• **WHAT NEEDS TO BE DONE**
Exactly as written, quote every line that follows, skipping the images.

• **MATERIAL PROVIDED**
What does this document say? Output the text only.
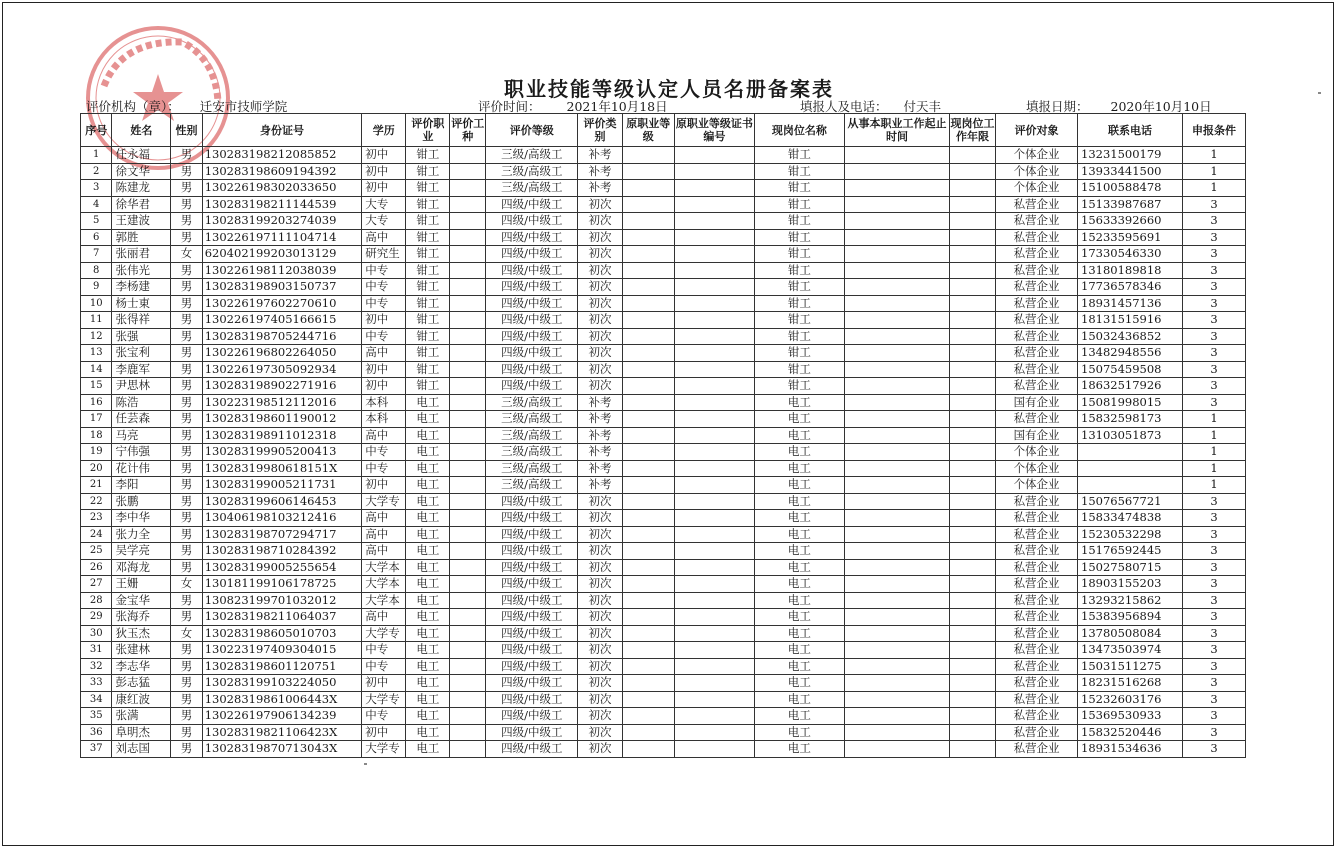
职业技能等级认定人员名册备案表
评价机构（章）： 迁安市技师学院	评价时间： 2021年10月18日	填报人及电话： 付天丰	填报日期： 2020年10月10日
序号	姓名	性别	身份证号	学历	评价职业	评价工种	评价等级	评价类别	原职业等级	原职业等级证书编号	现岗位名称	从事本职业工作起止时间	现岗位工作年限	评价对象	联系电话	申报条件
1	任永福	男	130283198212085852	初中	钳工		三级/高级工	补考			钳工			个体企业	13231500179	1
2	徐文华	男	130283198609194392	初中	钳工		三级/高级工	补考			钳工			个体企业	13933441500	1
3	陈建龙	男	130226198302033650	初中	钳工		三级/高级工	补考			钳工			个体企业	15100588478	1
4	徐华君	男	130283198211144539	大专	钳工		四级/中级工	初次			钳工			私营企业	15133987687	3
5	王建波	男	130283199203274039	大专	钳工		四级/中级工	初次			钳工			私营企业	15633392660	3
6	郭胜	男	130226197111104714	高中	钳工		四级/中级工	初次			钳工			私营企业	15233595691	3
7	张丽君	女	620402199203013129	研究生	钳工		四级/中级工	初次			钳工			私营企业	17330546330	3
8	张伟光	男	130226198112038039	中专	钳工		四级/中级工	初次			钳工			私营企业	13180189818	3
9	李杨建	男	130283198903150737	中专	钳工		四级/中级工	初次			钳工			私营企业	17736578346	3
10	杨士東	男	130226197602270610	中专	钳工		四级/中级工	初次			钳工			私营企业	18931457136	3
11	张得祥	男	130226197405166615	初中	钳工		四级/中级工	初次			钳工			私营企业	18131515916	3
12	张强	男	130283198705244716	中专	钳工		四级/中级工	初次			钳工			私营企业	15032436852	3
13	张宝利	男	130226196802264050	高中	钳工		四级/中级工	初次			钳工			私营企业	13482948556	3
14	李鹿军	男	130226197305092934	初中	钳工		四级/中级工	初次			钳工			私营企业	15075459508	3
15	尹思林	男	130283198902271916	初中	钳工		四级/中级工	初次			钳工			私营企业	18632517926	3
16	陈浩	男	130223198512112016	本科	电工		三级/高级工	补考			电工			国有企业	15081998015	3
17	任芸森	男	130283198601190012	本科	电工		三级/高级工	补考			电工			私营企业	15832598173	1
18	马亮	男	130283198911012318	高中	电工		三级/高级工	补考			电工			国有企业	13103051873	1
19	宁伟强	男	130283199905200413	中专	电工		三级/高级工	补考			电工			个体企业		1
20	花计伟	男	13028319980618151X	中专	电工		三级/高级工	补考			电工			个体企业		1
21	李阳	男	130283199005211731	初中	电工		三级/高级工	补考			电工			个体企业		1
22	张鹏	男	130283199606146453	大学专	电工		四级/中级工	初次			电工			私营企业	15076567721	3
23	李中华	男	130406198103212416	高中	电工		四级/中级工	初次			电工			私营企业	15833474838	3
24	张力全	男	130283198707294717	高中	电工		四级/中级工	初次			电工			私营企业	15230532298	3
25	吴学亮	男	130283198710284392	高中	电工		四级/中级工	初次			电工			私营企业	15176592445	3
26	邓海龙	男	130283199005255654	大学本	电工		四级/中级工	初次			电工			私营企业	15027580715	3
27	王姗	女	130181199106178725	大学本	电工		四级/中级工	初次			电工			私营企业	18903155203	3
28	金宝华	男	130823199701032012	大学本	电工		四级/中级工	初次			电工			私营企业	13293215862	3
29	张海乔	男	130283198211064037	高中	电工		四级/中级工	初次			电工			私营企业	15383956894	3
30	狄玉杰	女	130283198605010703	大学专	电工		四级/中级工	初次			电工			私营企业	13780508084	3
31	张建林	男	130223197409304015	中专	电工		四级/中级工	初次			电工			私营企业	13473503974	3
32	李志华	男	130283198601120751	中专	电工		四级/中级工	初次			电工			私营企业	15031511275	3
33	彭志猛	男	130283199103224050	初中	电工		四级/中级工	初次			电工			私营企业	18231516268	3
34	康红波	男	13028319861006443X	大学专	电工		四级/中级工	初次			电工			私营企业	15232603176	3
35	张满	男	130226197906134239	中专	电工		四级/中级工	初次			电工			私营企业	15369530933	3
36	阜明杰	男	13028319821106423X	初中	电工		四级/中级工	初次			电工			私营企业	15832520446	3
37	刘志国	男	13028319870713043X	大学专	电工		四级/中级工	初次			电工			私营企业	18931534636	3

• **RESPONSE BELOW**
What does this document say? Output the text only.
职业技能等级认定人员名册备案表
评价机构（章）： 迁安市技师学院	评价时间： 2021年10月18日	填报人及电话： 付天丰	填报日期： 2020年10月10日
序号	姓名	性别	身份证号	学历	评价职业	评价工种	评价等级	评价类别	原职业等级	原职业等级证书编号	现岗位名称	从事本职业工作起止时间	现岗位工作年限	评价对象	联系电话	申报条件
1	任永福	男	130283198212085852	初中	钳工		三级/高级工	补考			钳工			个体企业	13231500179	1
2	徐文华	男	130283198609194392	初中	钳工		三级/高级工	补考			钳工			个体企业	13933441500	1
3	陈建龙	男	130226198302033650	初中	钳工		三级/高级工	补考			钳工			个体企业	15100588478	1
4	徐华君	男	130283198211144539	大专	钳工		四级/中级工	初次			钳工			私营企业	15133987687	3
5	王建波	男	130283199203274039	大专	钳工		四级/中级工	初次			钳工			私营企业	15633392660	3
6	郭胜	男	130226197111104714	高中	钳工		四级/中级工	初次			钳工			私营企业	15233595691	3
7	张丽君	女	620402199203013129	研究生	钳工		四级/中级工	初次			钳工			私营企业	17330546330	3
8	张伟光	男	130226198112038039	中专	钳工		四级/中级工	初次			钳工			私营企业	13180189818	3
9	李杨建	男	130283198903150737	中专	钳工		四级/中级工	初次			钳工			私营企业	17736578346	3
10	杨士東	男	130226197602270610	中专	钳工		四级/中级工	初次			钳工			私营企业	18931457136	3
11	张得祥	男	130226197405166615	初中	钳工		四级/中级工	初次			钳工			私营企业	18131515916	3
12	张强	男	130283198705244716	中专	钳工		四级/中级工	初次			钳工			私营企业	15032436852	3
13	张宝利	男	130226196802264050	高中	钳工		四级/中级工	初次			钳工			私营企业	13482948556	3
14	李鹿军	男	130226197305092934	初中	钳工		四级/中级工	初次			钳工			私营企业	15075459508	3
15	尹思林	男	130283198902271916	初中	钳工		四级/中级工	初次			钳工			私营企业	18632517926	3
16	陈浩	男	130223198512112016	本科	电工		三级/高级工	补考			电工			国有企业	15081998015	3
17	任芸森	男	130283198601190012	本科	电工		三级/高级工	补考			电工			私营企业	15832598173	1
18	马亮	男	130283198911012318	高中	电工		三级/高级工	补考			电工			国有企业	13103051873	1
19	宁伟强	男	130283199905200413	中专	电工		三级/高级工	补考			电工			个体企业		1
20	花计伟	男	13028319980618151X	中专	电工		三级/高级工	补考			电工			个体企业		1
21	李阳	男	130283199005211731	初中	电工		三级/高级工	补考			电工			个体企业		1
22	张鹏	男	130283199606146453	大学专	电工		四级/中级工	初次			电工			私营企业	15076567721	3
23	李中华	男	130406198103212416	高中	电工		四级/中级工	初次			电工			私营企业	15833474838	3
24	张力全	男	130283198707294717	高中	电工		四级/中级工	初次			电工			私营企业	15230532298	3
25	吴学亮	男	130283198710284392	高中	电工		四级/中级工	初次			电工			私营企业	15176592445	3
26	邓海龙	男	130283199005255654	大学本	电工		四级/中级工	初次			电工			私营企业	15027580715	3
27	王姗	女	130181199106178725	大学本	电工		四级/中级工	初次			电工			私营企业	18903155203	3
28	金宝华	男	130823199701032012	大学本	电工		四级/中级工	初次			电工			私营企业	13293215862	3
29	张海乔	男	130283198211064037	高中	电工		四级/中级工	初次			电工			私营企业	15383956894	3
30	狄玉杰	女	130283198605010703	大学专	电工		四级/中级工	初次			电工			私营企业	13780508084	3
31	张建林	男	130223197409304015	中专	电工		四级/中级工	初次			电工			私营企业	13473503974	3
32	李志华	男	130283198601120751	中专	电工		四级/中级工	初次			电工			私营企业	15031511275	3
33	彭志猛	男	130283199103224050	初中	电工		四级/中级工	初次			电工			私营企业	18231516268	3
34	康红波	男	13028319861006443X	大学专	电工		四级/中级工	初次			电工			私营企业	15232603176	3
35	张满	男	130226197906134239	中专	电工		四级/中级工	初次			电工			私营企业	15369530933	3
36	阜明杰	男	13028319821106423X	初中	电工		四级/中级工	初次			电工			私营企业	15832520446	3
37	刘志国	男	13028319870713043X	大学专	电工		四级/中级工	初次			电工			私营企业	18931534636	3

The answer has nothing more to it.